#### [Short task]
Replace "straight road" with "level road" and give the lines of the material again, otherwise unchanged, from the start through the line with "The host vehicle 10 is at (214, 694).".

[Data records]
-- Begin --

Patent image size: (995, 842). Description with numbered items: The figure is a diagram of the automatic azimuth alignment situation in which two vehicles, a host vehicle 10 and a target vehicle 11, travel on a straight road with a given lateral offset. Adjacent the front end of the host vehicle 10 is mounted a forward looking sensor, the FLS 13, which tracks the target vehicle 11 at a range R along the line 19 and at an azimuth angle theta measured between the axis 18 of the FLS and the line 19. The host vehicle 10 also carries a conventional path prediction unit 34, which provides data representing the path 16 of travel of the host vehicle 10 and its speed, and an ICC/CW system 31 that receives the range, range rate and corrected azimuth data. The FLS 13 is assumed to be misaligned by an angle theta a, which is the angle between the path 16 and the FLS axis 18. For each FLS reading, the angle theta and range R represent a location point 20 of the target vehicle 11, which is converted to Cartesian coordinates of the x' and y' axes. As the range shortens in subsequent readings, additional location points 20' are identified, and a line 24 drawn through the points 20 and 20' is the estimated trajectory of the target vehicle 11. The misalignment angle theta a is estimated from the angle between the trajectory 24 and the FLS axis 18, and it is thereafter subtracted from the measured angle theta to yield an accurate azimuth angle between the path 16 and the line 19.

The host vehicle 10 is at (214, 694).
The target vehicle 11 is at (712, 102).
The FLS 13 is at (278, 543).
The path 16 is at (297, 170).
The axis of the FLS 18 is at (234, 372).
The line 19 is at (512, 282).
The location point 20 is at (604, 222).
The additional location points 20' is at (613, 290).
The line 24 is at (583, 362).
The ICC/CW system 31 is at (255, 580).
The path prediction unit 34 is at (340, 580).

-- End --

#### [Problem solution]
Patent image size: (995, 842). Description with numbered items: The figure is a diagram of the automatic azimuth alignment situation in which two vehicles, a host vehicle 10 and a target vehicle 11, travel on a level road with a given lateral offset. Adjacent the front end of the host vehicle 10 is mounted a forward looking sensor, the FLS 13, which tracks the target vehicle 11 at a range R along the line 19 and at an azimuth angle theta measured between the axis 18 of the FLS and the line 19. The host vehicle 10 also carries a conventional path prediction unit 34, which provides data representing the path 16 of travel of the host vehicle 10 and its speed, and an ICC/CW system 31 that receives the range, range rate and corrected azimuth data. The FLS 13 is assumed to be misaligned by an angle theta a, which is the angle between the path 16 and the FLS axis 18. For each FLS reading, the angle theta and range R represent a location point 20 of the target vehicle 11, which is converted to Cartesian coordinates of the x' and y' axes. As the range shortens in subsequent readings, additional location points 20' are identified, and a line 24 drawn through the points 20 and 20' is the estimated trajectory of the target vehicle 11. The misalignment angle theta a is estimated from the angle between the trajectory 24 and the FLS axis 18, and it is thereafter subtracted from the measured angle theta to yield an accurate azimuth angle between the path 16 and the line 19.

The host vehicle 10 is at (214, 694).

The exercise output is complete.